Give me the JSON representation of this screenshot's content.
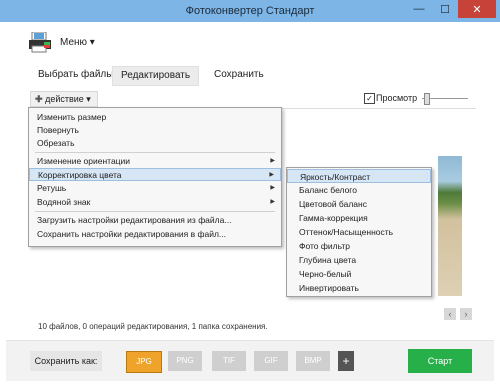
{
  "window": {
    "title": "Фотоконвертер Стандарт",
    "min": "—",
    "max": "☐",
    "close": "✕"
  },
  "menu": {
    "label": "Меню ▾"
  },
  "tabs": [
    {
      "label": "Выбрать файлы"
    },
    {
      "label": "Редактировать"
    },
    {
      "label": "Сохранить"
    }
  ],
  "toolbar": {
    "action_label": "действие ▾",
    "preview_label": "Просмотр",
    "preview_checked": "✓"
  },
  "menu_items": [
    {
      "label": "Изменить размер"
    },
    {
      "label": "Повернуть"
    },
    {
      "label": "Обрезать"
    },
    {
      "label": "Изменение ориентации"
    },
    {
      "label": "Корректировка цвета"
    },
    {
      "label": "Ретушь"
    },
    {
      "label": "Водяной знак"
    },
    {
      "label": "Загрузить настройки редактирования из файла..."
    },
    {
      "label": "Сохранить настройки редактирования в файл..."
    }
  ],
  "submenu_items": [
    {
      "label": "Яркость/Контраст"
    },
    {
      "label": "Баланс белого"
    },
    {
      "label": "Цветовой баланс"
    },
    {
      "label": "Гамма-коррекция"
    },
    {
      "label": "Оттенок/Насыщенность"
    },
    {
      "label": "Фото фильтр"
    },
    {
      "label": "Глубина цвета"
    },
    {
      "label": "Черно-белый"
    },
    {
      "label": "Инвертировать"
    }
  ],
  "status": {
    "text": "10 файлов, 0 операций редактирования, 1 папка сохранения."
  },
  "nav": {
    "prev": "‹",
    "next": "›"
  },
  "save": {
    "label": "Сохранить как:",
    "formats": [
      "JPG",
      "PNG",
      "TIF",
      "GIF",
      "BMP"
    ],
    "add": "+",
    "start": "Старт"
  },
  "colors": {
    "titlebar": "#7db5e6",
    "accent": "#f0a32b",
    "start": "#27b04a",
    "close": "#c7433a"
  }
}
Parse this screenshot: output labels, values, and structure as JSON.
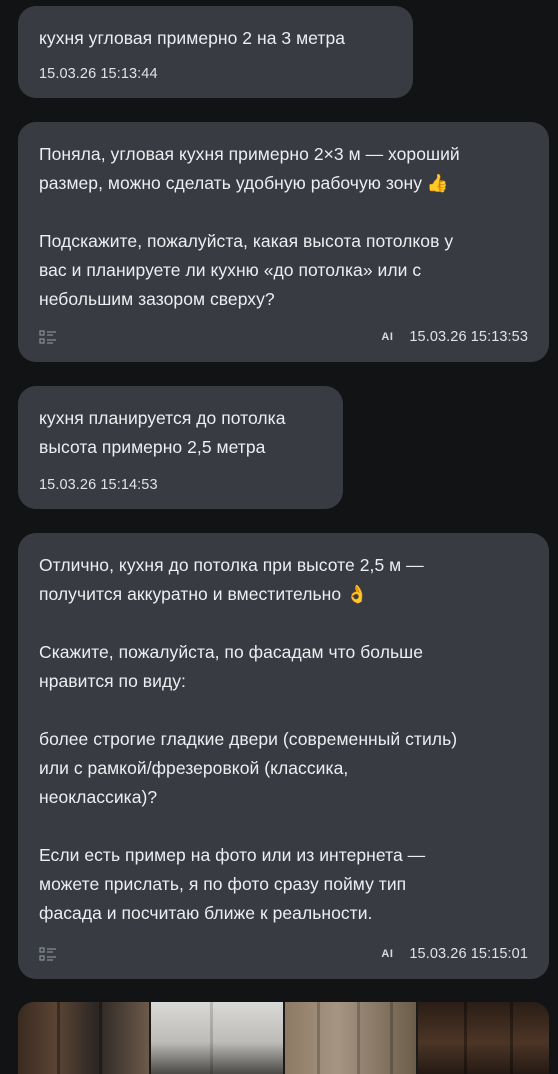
{
  "messages": [
    {
      "role": "user",
      "text": "кухня угловая примерно 2 на 3 метра",
      "time": "15.03.26 15:13:44"
    },
    {
      "role": "ai",
      "text": "Поняла, угловая кухня примерно 2×3 м — хороший\nразмер, можно сделать удобную рабочую зону 👍\n\nПодскажите, пожалуйста, какая высота потолков у\nвас и планируете ли кухню «до потолка» или с\nнебольшим зазором сверху?",
      "badge": "AI",
      "time": "15.03.26 15:13:53"
    },
    {
      "role": "user",
      "text": "кухня планируется до потолка\nвысота примерно 2,5 метра",
      "time": "15.03.26 15:14:53"
    },
    {
      "role": "ai",
      "text": "Отлично, кухня до потолка при высоте 2,5 м —\nполучится аккуратно и вместительно 👌\n\nСкажите, пожалуйста, по фасадам что больше\nнравится по виду:\n\nболее строгие гладкие двери (современный стиль)\nили с рамкой/фрезеровкой (классика,\nнеоклассика)?\n\nЕсли есть пример на фото или из интернета —\nможете прислать, я по фото сразу пойму тип\nфасада и посчитаю ближе к реальности.",
      "badge": "AI",
      "time": "15.03.26 15:15:01"
    }
  ],
  "icons": {
    "message_action": "list-icon"
  },
  "gallery": {
    "thumbnails": 4
  }
}
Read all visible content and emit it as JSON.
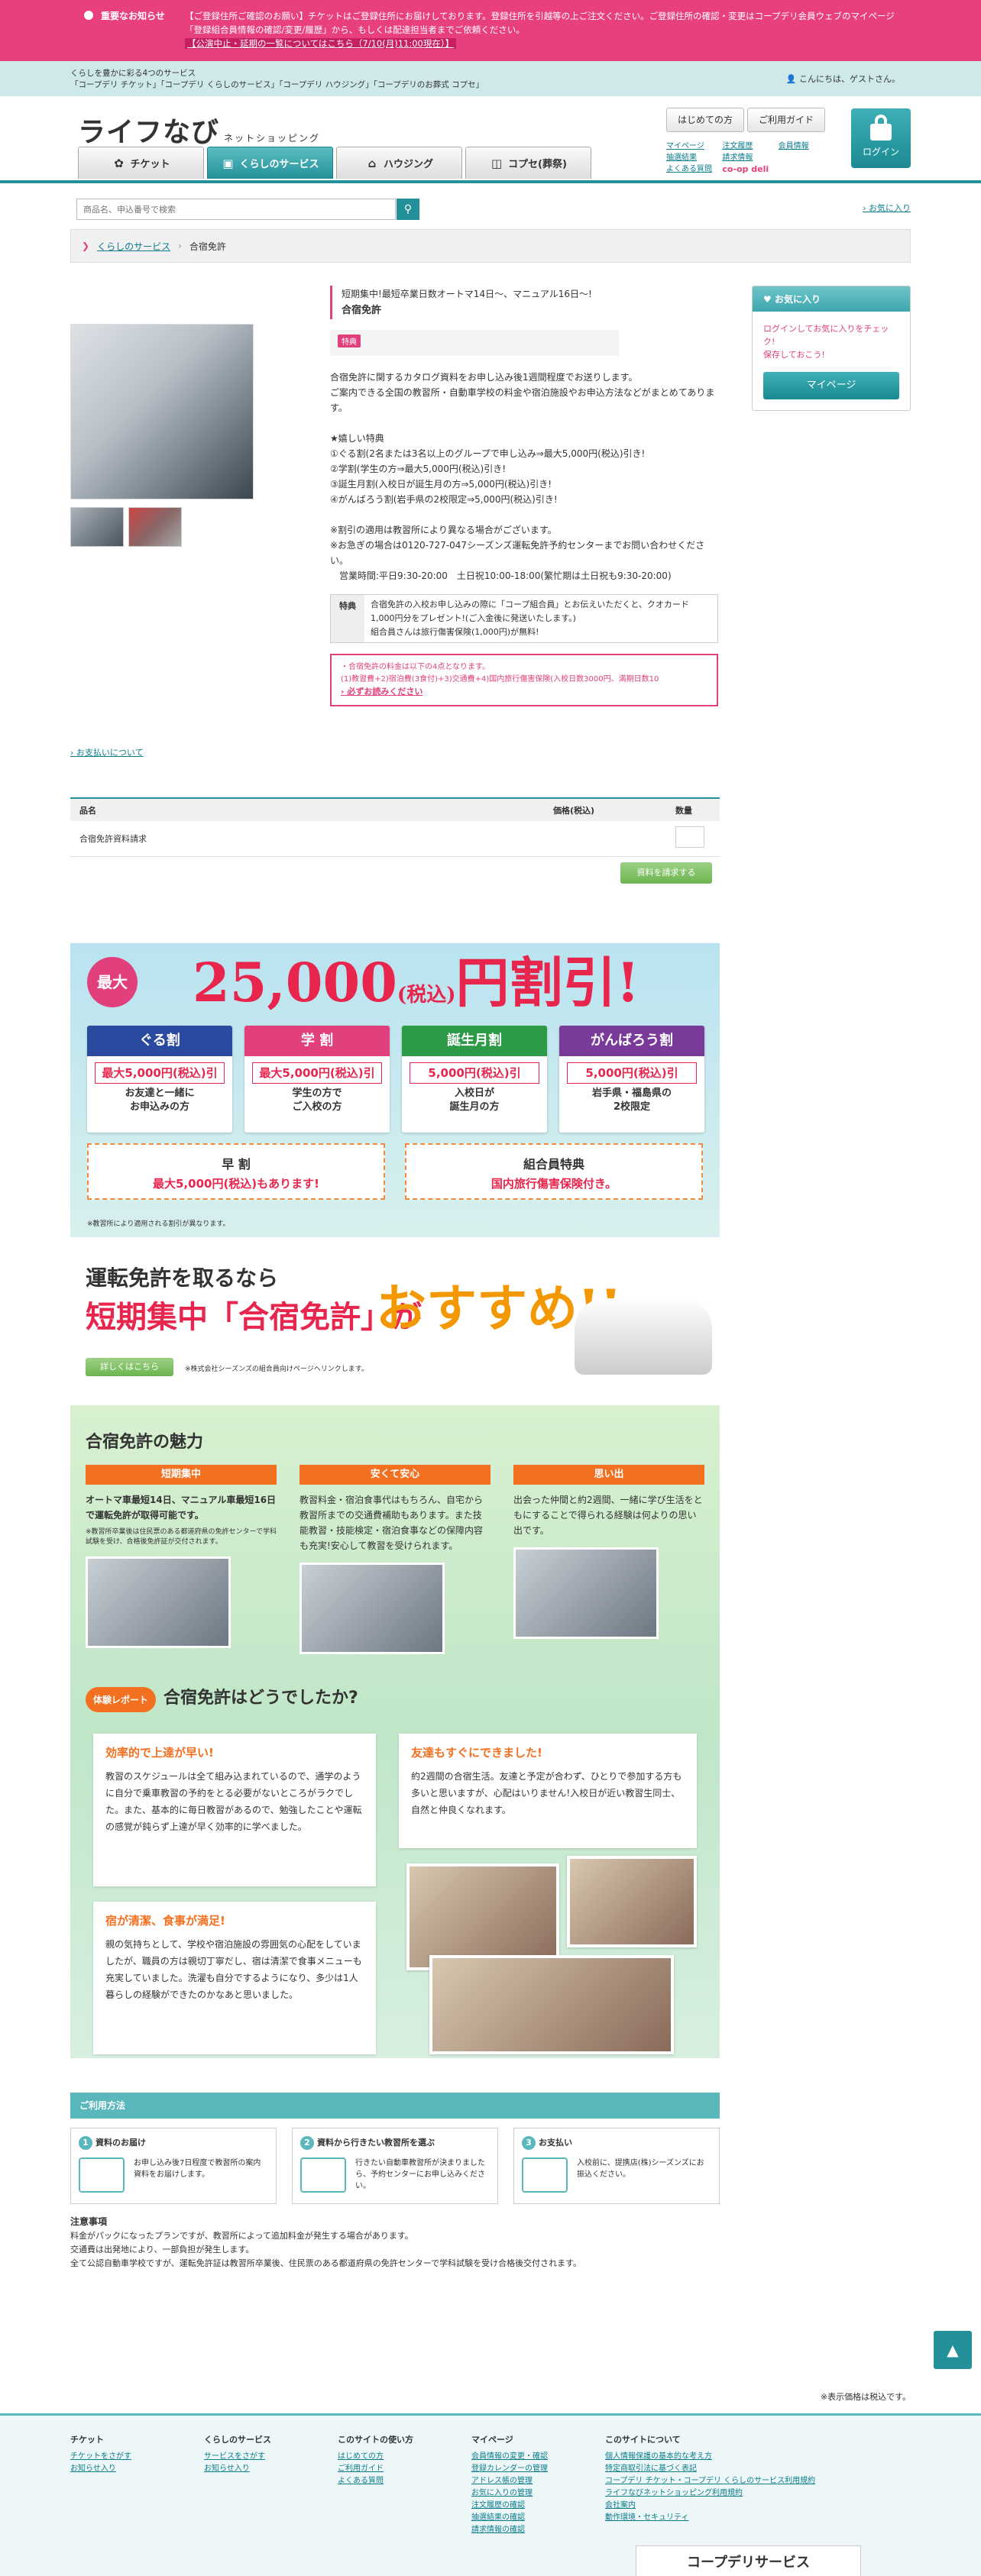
{
  "notice": {
    "label": "重要なお知らせ",
    "text": "【ご登録住所ご確認のお願い】チケットはご登録住所にお届けしております。登録住所を引越等の上ご注文ください。ご登録住所の確認・変更はコープデリ会員ウェブのマイページ「登録組合員情報の確認/変更/履歴」から、もしくは配達担当者までご依頼ください。",
    "link": "【公演中止・延期の一覧についてはこちら（7/10(月)11:00現在）】"
  },
  "topbar": {
    "line1": "くらしを豊かに彩る4つのサービス",
    "line2": "「コープデリ チケット」「コープデリ くらしのサービス」「コープデリ ハウジング」「コープデリのお葬式 コプセ」",
    "greeting": "こんにちは、ゲストさん。"
  },
  "header": {
    "logo": "ライフなび",
    "logo_sub": "ネットショッピング",
    "tabs": [
      {
        "label": "チケット",
        "icon": "✿"
      },
      {
        "label": "くらしのサービス",
        "icon": "▣"
      },
      {
        "label": "ハウジング",
        "icon": "⌂"
      },
      {
        "label": "コプセ(葬祭)",
        "icon": "◫"
      }
    ],
    "btn_first": "はじめての方",
    "btn_guide": "ご利用ガイド",
    "links": [
      "マイページ",
      "注文履歴",
      "会員情報",
      "抽選結果",
      "請求情報",
      "よくある質問"
    ],
    "coopdeli": "co-op deli",
    "login": "ログイン"
  },
  "search": {
    "placeholder": "商品名、申込番号で検索",
    "fav": "お気に入り"
  },
  "breadcrumb": {
    "home": "くらしのサービス",
    "current": "合宿免許"
  },
  "product": {
    "catch": "短期集中!最短卒業日数オートマ14日〜、マニュアル16日〜!",
    "name": "合宿免許",
    "tag": "特典",
    "desc": "合宿免許に関するカタログ資料をお申し込み後1週間程度でお送りします。\nご案内できる全国の教習所・自動車学校の料金や宿泊施設やお申込方法などがまとめてあります。\n\n★嬉しい特典\n①ぐる割(2名または3名以上のグループで申し込み⇒最大5,000円(税込)引き!\n②学割(学生の方⇒最大5,000円(税込)引き!\n③誕生月割(入校日が誕生月の方⇒5,000円(税込)引き!\n④がんばろう割(岩手県の2校限定⇒5,000円(税込)引き!\n\n※割引の適用は教習所により異なる場合がございます。\n※お急ぎの場合は0120-727-047シーズンズ運転免許予約センターまでお問い合わせください。\n　営業時間:平日9:30-20:00　土日祝10:00-18:00(繁忙期は土日祝も9:30-20:00)",
    "benefit_label": "特典",
    "benefit": "合宿免許の入校お申し込みの際に「コープ組合員」とお伝えいただくと、クオカード1,000円分をプレゼント!(ご入金後に発送いたします。)\n組合員さんは旅行傷害保険(1,000円)が無料!",
    "note1": "・合宿免許の料金は以下の4点となります。",
    "note2": "(1)教習費+2)宿泊費(3食付)+3)交通費+4)国内旅行傷害保険(入校日数3000円、満期日数10",
    "note_link": "必ずお読みください",
    "pay_link": "お支払いについて"
  },
  "favbox": {
    "title": "お気に入り",
    "text": "ログインしてお気に入りをチェック!\n保存しておこう!",
    "button": "マイページ"
  },
  "order": {
    "h_name": "品名",
    "h_price": "価格(税込)",
    "h_qty": "数量",
    "item": "合宿免許資料請求",
    "button": "資料を請求する"
  },
  "banner": {
    "max": "最大",
    "amount": "25,000",
    "tax": "(税込)",
    "unit": "円割引!",
    "cards": [
      {
        "title": "ぐる割",
        "color": "#2a4aa0",
        "value": "最大5,000円(税込)引",
        "d1": "お友達と一緒に",
        "d2": "お申込みの方"
      },
      {
        "title": "学 割",
        "color": "#e1407d",
        "value": "最大5,000円(税込)引",
        "d1": "学生の方で",
        "d2": "ご入校の方"
      },
      {
        "title": "誕生月割",
        "color": "#2d9a48",
        "value": "5,000円(税込)引",
        "d1": "入校日が",
        "d2": "誕生月の方"
      },
      {
        "title": "がんばろう割",
        "color": "#7a3a9a",
        "value": "5,000円(税込)引",
        "d1": "岩手県・福島県の",
        "d2": "2校限定"
      }
    ],
    "sub1_title": "早 割",
    "sub1_text": "最大5,000円(税込)もあります!",
    "sub2_title": "組合員特典",
    "sub2_text": "国内旅行傷害保険付き。",
    "foot": "※教習所により適用される割引が異なります。"
  },
  "ad2": {
    "t1": "運転免許を取るなら",
    "t2": "短期集中「合宿免許」が",
    "t3": "おすすめ!!",
    "button": "詳しくはこちら",
    "note": "※株式会社シーズンズの組合員向けページへリンクします。"
  },
  "charm": {
    "title": "合宿免許の魅力",
    "cols": [
      {
        "bar": "短期集中",
        "text": "オートマ車最短14日、マニュアル車最短16日で運転免許が取得可能です。",
        "note": "※教習所卒業後は住民票のある都道府県の免許センターで学科試験を受け、合格後免許証が交付されます。"
      },
      {
        "bar": "安くて安心",
        "text": "教習料金・宿泊食事代はもちろん、自宅から教習所までの交通費補助もあります。また技能教習・技能検定・宿泊食事などの保障内容も充実!安心して教習を受けられます。",
        "note": ""
      },
      {
        "bar": "思い出",
        "text": "出会った仲間と約2週間、一緒に学び生活をともにすることで得られる経験は何よりの思い出です。",
        "note": ""
      }
    ],
    "rep_badge": "体験レポート",
    "rep_title": "合宿免許はどうでしたか?",
    "reps": [
      {
        "head": "効率的で上達が早い!",
        "text": "教習のスケジュールは全て組み込まれているので、通学のように自分で乗車教習の予約をとる必要がないところがラクでした。また、基本的に毎日教習があるので、勉強したことや運転の感覚が鈍らず上達が早く効率的に学べました。"
      },
      {
        "head": "友達もすぐにできました!",
        "text": "約2週間の合宿生活。友達と予定が合わず、ひとりで参加する方も多いと思いますが、心配はいりません!入校日が近い教習生同士、自然と仲良くなれます。"
      },
      {
        "head": "宿が清潔、食事が満足!",
        "text": "親の気持ちとして、学校や宿泊施設の雰囲気の心配をしていましたが、職員の方は親切丁寧だし、宿は清潔で食事メニューも充実していました。洗濯も自分でするようになり、多少は1人暮らしの経験ができたのかなあと思いました。"
      }
    ]
  },
  "usage": {
    "title": "ご利用方法",
    "steps": [
      {
        "n": "1",
        "title": "資料のお届け",
        "text": "お申し込み後7日程度で教習所の案内資料をお届けします。"
      },
      {
        "n": "2",
        "title": "資料から行きたい教習所を選ぶ",
        "text": "行きたい自動車教習所が決まりましたら、予約センターにお申し込みください。"
      },
      {
        "n": "3",
        "title": "お支払い",
        "text": "入校前に、提携店(株)シーズンズにお振込ください。"
      }
    ]
  },
  "caution": {
    "title": "注意事項",
    "lines": [
      "料金がパックになったプランですが、教習所によって追加料金が発生する場合があります。",
      "交通費は出発地により、一部負担が発生します。",
      "全て公認自動車学校ですが、運転免許証は教習所卒業後、住民票のある都道府県の免許センターで学科試験を受け合格後交付されます。"
    ]
  },
  "pagetop": "▲",
  "taxnote": "※表示価格は税込です。",
  "footer": {
    "cols": [
      {
        "title": "チケット",
        "links": [
          "チケットをさがす",
          "お知らせ入り"
        ]
      },
      {
        "title": "くらしのサービス",
        "links": [
          "サービスをさがす",
          "お知らせ入り"
        ]
      },
      {
        "title": "このサイトの使い方",
        "links": [
          "はじめての方",
          "ご利用ガイド",
          "よくある質問"
        ]
      },
      {
        "title": "マイページ",
        "links": [
          "会員情報の変更・確認",
          "登録カレンダーの管理",
          "アドレス帳の管理",
          "お気に入りの管理",
          "注文履歴の確認",
          "抽選結果の確認",
          "請求情報の確認"
        ]
      },
      {
        "title": "このサイトについて",
        "links": [
          "個人情報保護の基本的な考え方",
          "特定商取引法に基づく表記",
          "コープデリ チケット・コープデリ くらしのサービス利用規約",
          "ライフなびネットショッピング利用規約",
          "会社案内",
          "動作環境・セキュリティ"
        ]
      }
    ],
    "brand": "コープデリサービス"
  }
}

■ **Short problem**
Pick each line holding the word "time" out of the data and copy it.

■ **Correct response**
      "time": "15.03.26 15:13:44"
      "time": "15.03.26 15:13:53"
      "time": "15.03.26 15:14:53"
      "time": "15.03.26 15:15:01"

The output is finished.